▶ [WHAT THE EXERCISE ASKS]
Print all the entries verbatim.

▶ [RECORDS SHOWN]
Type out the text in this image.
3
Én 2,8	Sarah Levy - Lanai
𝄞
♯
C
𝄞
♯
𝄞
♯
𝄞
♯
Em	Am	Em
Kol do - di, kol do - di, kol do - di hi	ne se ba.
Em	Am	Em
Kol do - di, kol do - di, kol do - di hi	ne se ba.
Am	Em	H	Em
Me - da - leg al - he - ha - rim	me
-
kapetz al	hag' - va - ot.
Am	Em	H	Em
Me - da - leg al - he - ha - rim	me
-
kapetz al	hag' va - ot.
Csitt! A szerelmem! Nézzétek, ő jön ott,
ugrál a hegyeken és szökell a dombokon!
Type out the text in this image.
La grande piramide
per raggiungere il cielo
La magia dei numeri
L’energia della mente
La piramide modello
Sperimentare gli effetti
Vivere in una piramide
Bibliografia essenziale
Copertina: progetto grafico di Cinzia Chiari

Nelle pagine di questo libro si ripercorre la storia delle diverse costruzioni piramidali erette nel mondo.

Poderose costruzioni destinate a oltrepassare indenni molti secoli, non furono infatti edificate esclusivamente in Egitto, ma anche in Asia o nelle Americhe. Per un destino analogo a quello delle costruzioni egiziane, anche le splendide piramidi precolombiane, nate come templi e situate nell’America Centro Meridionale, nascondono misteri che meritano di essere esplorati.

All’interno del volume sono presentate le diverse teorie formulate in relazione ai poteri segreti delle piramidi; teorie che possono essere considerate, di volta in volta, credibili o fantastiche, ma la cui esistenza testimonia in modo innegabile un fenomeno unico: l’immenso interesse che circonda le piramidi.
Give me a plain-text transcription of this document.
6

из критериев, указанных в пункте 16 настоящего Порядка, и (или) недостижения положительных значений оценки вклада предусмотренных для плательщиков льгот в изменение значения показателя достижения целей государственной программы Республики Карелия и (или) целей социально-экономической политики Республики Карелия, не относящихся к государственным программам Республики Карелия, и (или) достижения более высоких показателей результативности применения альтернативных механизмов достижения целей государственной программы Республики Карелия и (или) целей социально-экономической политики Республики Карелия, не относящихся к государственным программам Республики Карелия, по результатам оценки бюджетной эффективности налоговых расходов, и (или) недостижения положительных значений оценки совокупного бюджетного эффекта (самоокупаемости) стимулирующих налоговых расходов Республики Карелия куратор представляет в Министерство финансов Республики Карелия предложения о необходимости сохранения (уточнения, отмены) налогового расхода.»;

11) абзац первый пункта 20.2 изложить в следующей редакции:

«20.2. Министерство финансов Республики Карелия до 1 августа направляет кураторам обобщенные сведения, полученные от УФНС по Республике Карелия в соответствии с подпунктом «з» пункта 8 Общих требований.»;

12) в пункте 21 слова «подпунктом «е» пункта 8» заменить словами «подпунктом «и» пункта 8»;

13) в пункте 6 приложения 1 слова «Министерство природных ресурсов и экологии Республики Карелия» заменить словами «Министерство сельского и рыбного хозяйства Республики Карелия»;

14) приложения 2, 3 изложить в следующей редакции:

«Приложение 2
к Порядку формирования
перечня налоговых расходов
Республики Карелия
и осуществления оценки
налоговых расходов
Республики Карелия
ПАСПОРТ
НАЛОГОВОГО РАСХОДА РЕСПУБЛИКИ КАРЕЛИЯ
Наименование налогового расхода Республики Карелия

▶ [RESPONSE TO THE EXERCISE]
Type out the text in this image.
3
Én 2,8	Sarah Levy - Lanai
𝄞
♯
C
𝄞
♯
𝄞
♯
𝄞
♯
Em	Am	Em
Kol do - di, kol do - di, kol do - di hi	ne se ba.
Em	Am	Em
Kol do - di, kol do - di, kol do - di hi	ne se ba.
Am	Em	H	Em
Me - da - leg al - he - ha - rim	me
-
kapetz al	hag' - va - ot.
Am	Em	H	Em
Me - da - leg al - he - ha - rim	me
-
kapetz al	hag' va - ot.
Csitt! A szerelmem! Nézzétek, ő jön ott,
ugrál a hegyeken és szökell a dombokon!
Type out the text in this image.
La grande piramide
per raggiungere il cielo
La magia dei numeri
L’energia della mente
La piramide modello
Sperimentare gli effetti
Vivere in una piramide
Bibliografia essenziale
Copertina: progetto grafico di Cinzia Chiari

Nelle pagine di questo libro si ripercorre la storia delle diverse costruzioni piramidali erette nel mondo.

Poderose costruzioni destinate a oltrepassare indenni molti secoli, non furono infatti edificate esclusivamente in Egitto, ma anche in Asia o nelle Americhe. Per un destino analogo a quello delle costruzioni egiziane, anche le splendide piramidi precolombiane, nate come templi e situate nell’America Centro Meridionale, nascondono misteri che meritano di essere esplorati.

All’interno del volume sono presentate le diverse teorie formulate in relazione ai poteri segreti delle piramidi; teorie che possono essere considerate, di volta in volta, credibili o fantastiche, ma la cui esistenza testimonia in modo innegabile un fenomeno unico: l’immenso interesse che circonda le piramidi.
Give me a plain-text transcription of this document.
6

из критериев, указанных в пункте 16 настоящего Порядка, и (или) недостижения положительных значений оценки вклада предусмотренных для плательщиков льгот в изменение значения показателя достижения целей государственной программы Республики Карелия и (или) целей социально-экономической политики Республики Карелия, не относящихся к государственным программам Республики Карелия, и (или) достижения более высоких показателей результативности применения альтернативных механизмов достижения целей государственной программы Республики Карелия и (или) целей социально-экономической политики Республики Карелия, не относящихся к государственным программам Республики Карелия, по результатам оценки бюджетной эффективности налоговых расходов, и (или) недостижения положительных значений оценки совокупного бюджетного эффекта (самоокупаемости) стимулирующих налоговых расходов Республики Карелия куратор представляет в Министерство финансов Республики Карелия предложения о необходимости сохранения (уточнения, отмены) налогового расхода.»;

11) абзац первый пункта 20.2 изложить в следующей редакции:

«20.2. Министерство финансов Республики Карелия до 1 августа направляет кураторам обобщенные сведения, полученные от УФНС по Республике Карелия в соответствии с подпунктом «з» пункта 8 Общих требований.»;

12) в пункте 21 слова «подпунктом «е» пункта 8» заменить словами «подпунктом «и» пункта 8»;

13) в пункте 6 приложения 1 слова «Министерство природных ресурсов и экологии Республики Карелия» заменить словами «Министерство сельского и рыбного хозяйства Республики Карелия»;

14) приложения 2, 3 изложить в следующей редакции:

«Приложение 2
к Порядку формирования
перечня налоговых расходов
Республики Карелия
и осуществления оценки
налоговых расходов
Республики Карелия
ПАСПОРТ
НАЛОГОВОГО РАСХОДА РЕСПУБЛИКИ КАРЕЛИЯ
Наименование налогового расхода Республики Карелия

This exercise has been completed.